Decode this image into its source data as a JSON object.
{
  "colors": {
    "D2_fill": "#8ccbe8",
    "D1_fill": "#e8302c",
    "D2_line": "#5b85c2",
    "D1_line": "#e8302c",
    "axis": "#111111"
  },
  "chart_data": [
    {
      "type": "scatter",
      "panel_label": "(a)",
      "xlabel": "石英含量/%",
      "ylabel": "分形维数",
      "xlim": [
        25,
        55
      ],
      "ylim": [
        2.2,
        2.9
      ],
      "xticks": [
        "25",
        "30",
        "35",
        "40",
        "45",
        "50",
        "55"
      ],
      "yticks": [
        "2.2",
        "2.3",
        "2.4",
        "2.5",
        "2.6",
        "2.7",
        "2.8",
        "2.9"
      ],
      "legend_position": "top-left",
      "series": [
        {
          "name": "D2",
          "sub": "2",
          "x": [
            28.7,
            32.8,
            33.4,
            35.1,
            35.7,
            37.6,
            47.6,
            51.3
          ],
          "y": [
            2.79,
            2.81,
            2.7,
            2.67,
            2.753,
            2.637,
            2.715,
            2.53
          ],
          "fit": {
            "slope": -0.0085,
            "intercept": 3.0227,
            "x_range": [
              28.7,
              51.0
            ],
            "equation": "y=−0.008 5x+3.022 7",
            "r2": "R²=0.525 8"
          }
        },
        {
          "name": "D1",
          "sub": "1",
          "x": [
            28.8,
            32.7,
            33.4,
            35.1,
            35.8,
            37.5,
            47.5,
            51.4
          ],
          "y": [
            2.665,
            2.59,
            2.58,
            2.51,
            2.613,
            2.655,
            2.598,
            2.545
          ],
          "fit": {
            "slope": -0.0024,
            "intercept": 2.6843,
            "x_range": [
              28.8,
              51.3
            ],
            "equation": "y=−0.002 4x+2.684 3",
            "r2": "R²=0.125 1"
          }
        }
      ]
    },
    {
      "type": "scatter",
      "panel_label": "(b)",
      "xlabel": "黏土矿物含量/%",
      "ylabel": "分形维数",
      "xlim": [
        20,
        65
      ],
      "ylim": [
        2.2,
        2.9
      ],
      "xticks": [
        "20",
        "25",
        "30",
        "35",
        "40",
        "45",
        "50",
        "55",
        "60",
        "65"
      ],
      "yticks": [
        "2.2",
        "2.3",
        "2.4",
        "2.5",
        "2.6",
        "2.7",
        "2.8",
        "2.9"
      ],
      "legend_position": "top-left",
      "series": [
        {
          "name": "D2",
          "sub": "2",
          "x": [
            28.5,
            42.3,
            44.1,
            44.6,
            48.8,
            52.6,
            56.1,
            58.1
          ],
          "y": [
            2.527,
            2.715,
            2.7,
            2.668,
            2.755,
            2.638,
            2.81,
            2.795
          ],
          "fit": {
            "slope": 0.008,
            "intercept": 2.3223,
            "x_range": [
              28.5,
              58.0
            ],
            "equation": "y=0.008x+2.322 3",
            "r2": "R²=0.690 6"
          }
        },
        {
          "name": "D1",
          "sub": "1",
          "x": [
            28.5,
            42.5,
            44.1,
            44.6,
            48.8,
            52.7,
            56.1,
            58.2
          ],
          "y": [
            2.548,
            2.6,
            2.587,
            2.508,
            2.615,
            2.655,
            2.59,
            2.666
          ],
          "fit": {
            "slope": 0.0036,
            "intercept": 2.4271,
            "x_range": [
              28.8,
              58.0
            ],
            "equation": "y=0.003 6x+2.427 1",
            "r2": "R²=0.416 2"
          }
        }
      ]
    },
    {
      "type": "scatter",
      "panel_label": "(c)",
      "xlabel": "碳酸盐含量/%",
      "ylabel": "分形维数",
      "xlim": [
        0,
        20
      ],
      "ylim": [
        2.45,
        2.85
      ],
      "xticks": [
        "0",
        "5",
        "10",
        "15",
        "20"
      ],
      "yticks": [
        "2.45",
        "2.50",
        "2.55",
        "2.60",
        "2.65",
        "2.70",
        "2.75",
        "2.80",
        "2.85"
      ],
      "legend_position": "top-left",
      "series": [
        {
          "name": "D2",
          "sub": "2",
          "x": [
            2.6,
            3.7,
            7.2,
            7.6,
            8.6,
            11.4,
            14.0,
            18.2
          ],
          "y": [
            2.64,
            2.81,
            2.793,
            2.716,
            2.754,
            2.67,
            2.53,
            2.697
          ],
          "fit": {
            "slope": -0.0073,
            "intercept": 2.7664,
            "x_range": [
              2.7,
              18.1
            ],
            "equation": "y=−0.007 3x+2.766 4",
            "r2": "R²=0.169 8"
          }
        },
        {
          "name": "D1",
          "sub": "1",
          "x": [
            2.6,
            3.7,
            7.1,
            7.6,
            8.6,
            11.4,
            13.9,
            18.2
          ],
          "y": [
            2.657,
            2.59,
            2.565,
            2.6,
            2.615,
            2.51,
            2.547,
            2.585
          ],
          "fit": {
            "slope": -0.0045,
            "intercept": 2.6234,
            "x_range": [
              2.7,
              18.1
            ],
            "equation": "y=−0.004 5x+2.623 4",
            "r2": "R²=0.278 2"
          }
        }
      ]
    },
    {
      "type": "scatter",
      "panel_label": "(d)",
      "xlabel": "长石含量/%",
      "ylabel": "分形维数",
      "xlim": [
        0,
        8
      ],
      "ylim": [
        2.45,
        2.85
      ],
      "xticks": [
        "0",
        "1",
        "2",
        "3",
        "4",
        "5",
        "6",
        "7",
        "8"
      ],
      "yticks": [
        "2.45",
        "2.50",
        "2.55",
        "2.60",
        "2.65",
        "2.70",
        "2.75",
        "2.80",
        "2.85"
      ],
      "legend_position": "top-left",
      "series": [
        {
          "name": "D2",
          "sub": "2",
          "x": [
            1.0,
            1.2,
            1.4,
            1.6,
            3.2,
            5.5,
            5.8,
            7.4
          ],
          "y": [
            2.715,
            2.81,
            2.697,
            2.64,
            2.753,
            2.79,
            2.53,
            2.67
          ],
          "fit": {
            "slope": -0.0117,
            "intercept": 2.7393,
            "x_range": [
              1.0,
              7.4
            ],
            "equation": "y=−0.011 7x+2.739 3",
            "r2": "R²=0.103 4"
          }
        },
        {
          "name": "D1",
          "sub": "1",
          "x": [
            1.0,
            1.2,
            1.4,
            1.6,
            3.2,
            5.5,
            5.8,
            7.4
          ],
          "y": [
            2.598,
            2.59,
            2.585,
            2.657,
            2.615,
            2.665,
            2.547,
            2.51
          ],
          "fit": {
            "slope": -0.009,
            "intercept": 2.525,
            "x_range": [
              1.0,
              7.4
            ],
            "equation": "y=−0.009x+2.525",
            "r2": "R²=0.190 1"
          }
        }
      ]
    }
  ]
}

——————————

Return every line exactly.

**Output below**
Decode this image into its source data as a JSON object.
{
  "colors": {
    "D2_fill": "#8ccbe8",
    "D1_fill": "#e8302c",
    "D2_line": "#5b85c2",
    "D1_line": "#e8302c",
    "axis": "#111111"
  },
  "chart_data": [
    {
      "type": "scatter",
      "panel_label": "(a)",
      "xlabel": "石英含量/%",
      "ylabel": "分形维数",
      "xlim": [
        25,
        55
      ],
      "ylim": [
        2.2,
        2.9
      ],
      "xticks": [
        "25",
        "30",
        "35",
        "40",
        "45",
        "50",
        "55"
      ],
      "yticks": [
        "2.2",
        "2.3",
        "2.4",
        "2.5",
        "2.6",
        "2.7",
        "2.8",
        "2.9"
      ],
      "legend_position": "top-left",
      "series": [
        {
          "name": "D2",
          "sub": "2",
          "x": [
            28.7,
            32.8,
            33.4,
            35.1,
            35.7,
            37.6,
            47.6,
            51.3
          ],
          "y": [
            2.79,
            2.81,
            2.7,
            2.67,
            2.753,
            2.637,
            2.715,
            2.53
          ],
          "fit": {
            "slope": -0.0085,
            "intercept": 3.0227,
            "x_range": [
              28.7,
              51.0
            ],
            "equation": "y=−0.008 5x+3.022 7",
            "r2": "R²=0.525 8"
          }
        },
        {
          "name": "D1",
          "sub": "1",
          "x": [
            28.8,
            32.7,
            33.4,
            35.1,
            35.8,
            37.5,
            47.5,
            51.4
          ],
          "y": [
            2.665,
            2.59,
            2.58,
            2.51,
            2.613,
            2.655,
            2.598,
            2.545
          ],
          "fit": {
            "slope": -0.0024,
            "intercept": 2.6843,
            "x_range": [
              28.8,
              51.3
            ],
            "equation": "y=−0.002 4x+2.684 3",
            "r2": "R²=0.125 1"
          }
        }
      ]
    },
    {
      "type": "scatter",
      "panel_label": "(b)",
      "xlabel": "黏土矿物含量/%",
      "ylabel": "分形维数",
      "xlim": [
        20,
        65
      ],
      "ylim": [
        2.2,
        2.9
      ],
      "xticks": [
        "20",
        "25",
        "30",
        "35",
        "40",
        "45",
        "50",
        "55",
        "60",
        "65"
      ],
      "yticks": [
        "2.2",
        "2.3",
        "2.4",
        "2.5",
        "2.6",
        "2.7",
        "2.8",
        "2.9"
      ],
      "legend_position": "top-left",
      "series": [
        {
          "name": "D2",
          "sub": "2",
          "x": [
            28.5,
            42.3,
            44.1,
            44.6,
            48.8,
            52.6,
            56.1,
            58.1
          ],
          "y": [
            2.527,
            2.715,
            2.7,
            2.668,
            2.755,
            2.638,
            2.81,
            2.795
          ],
          "fit": {
            "slope": 0.008,
            "intercept": 2.3223,
            "x_range": [
              28.5,
              58.0
            ],
            "equation": "y=0.008x+2.322 3",
            "r2": "R²=0.690 6"
          }
        },
        {
          "name": "D1",
          "sub": "1",
          "x": [
            28.5,
            42.5,
            44.1,
            44.6,
            48.8,
            52.7,
            56.1,
            58.2
          ],
          "y": [
            2.548,
            2.6,
            2.587,
            2.508,
            2.615,
            2.655,
            2.59,
            2.666
          ],
          "fit": {
            "slope": 0.0036,
            "intercept": 2.4271,
            "x_range": [
              28.8,
              58.0
            ],
            "equation": "y=0.003 6x+2.427 1",
            "r2": "R²=0.416 2"
          }
        }
      ]
    },
    {
      "type": "scatter",
      "panel_label": "(c)",
      "xlabel": "碳酸盐含量/%",
      "ylabel": "分形维数",
      "xlim": [
        0,
        20
      ],
      "ylim": [
        2.45,
        2.85
      ],
      "xticks": [
        "0",
        "5",
        "10",
        "15",
        "20"
      ],
      "yticks": [
        "2.45",
        "2.50",
        "2.55",
        "2.60",
        "2.65",
        "2.70",
        "2.75",
        "2.80",
        "2.85"
      ],
      "legend_position": "top-left",
      "series": [
        {
          "name": "D2",
          "sub": "2",
          "x": [
            2.6,
            3.7,
            7.2,
            7.6,
            8.6,
            11.4,
            14.0,
            18.2
          ],
          "y": [
            2.64,
            2.81,
            2.793,
            2.716,
            2.754,
            2.67,
            2.53,
            2.697
          ],
          "fit": {
            "slope": -0.0073,
            "intercept": 2.7664,
            "x_range": [
              2.7,
              18.1
            ],
            "equation": "y=−0.007 3x+2.766 4",
            "r2": "R²=0.169 8"
          }
        },
        {
          "name": "D1",
          "sub": "1",
          "x": [
            2.6,
            3.7,
            7.1,
            7.6,
            8.6,
            11.4,
            13.9,
            18.2
          ],
          "y": [
            2.657,
            2.59,
            2.565,
            2.6,
            2.615,
            2.51,
            2.547,
            2.585
          ],
          "fit": {
            "slope": -0.0045,
            "intercept": 2.6234,
            "x_range": [
              2.7,
              18.1
            ],
            "equation": "y=−0.004 5x+2.623 4",
            "r2": "R²=0.278 2"
          }
        }
      ]
    },
    {
      "type": "scatter",
      "panel_label": "(d)",
      "xlabel": "长石含量/%",
      "ylabel": "分形维数",
      "xlim": [
        0,
        8
      ],
      "ylim": [
        2.45,
        2.85
      ],
      "xticks": [
        "0",
        "1",
        "2",
        "3",
        "4",
        "5",
        "6",
        "7",
        "8"
      ],
      "yticks": [
        "2.45",
        "2.50",
        "2.55",
        "2.60",
        "2.65",
        "2.70",
        "2.75",
        "2.80",
        "2.85"
      ],
      "legend_position": "top-left",
      "series": [
        {
          "name": "D2",
          "sub": "2",
          "x": [
            1.0,
            1.2,
            1.4,
            1.6,
            3.2,
            5.5,
            5.8,
            7.4
          ],
          "y": [
            2.715,
            2.81,
            2.697,
            2.64,
            2.753,
            2.79,
            2.53,
            2.67
          ],
          "fit": {
            "slope": -0.0117,
            "intercept": 2.7393,
            "x_range": [
              1.0,
              7.4
            ],
            "equation": "y=−0.011 7x+2.739 3",
            "r2": "R²=0.103 4"
          }
        },
        {
          "name": "D1",
          "sub": "1",
          "x": [
            1.0,
            1.2,
            1.4,
            1.6,
            3.2,
            5.5,
            5.8,
            7.4
          ],
          "y": [
            2.598,
            2.59,
            2.585,
            2.657,
            2.615,
            2.665,
            2.547,
            2.51
          ],
          "fit": {
            "slope": -0.009,
            "intercept": 2.525,
            "x_range": [
              1.0,
              7.4
            ],
            "equation": "y=−0.009x+2.525",
            "r2": "R²=0.190 1"
          }
        }
      ]
    }
  ]
}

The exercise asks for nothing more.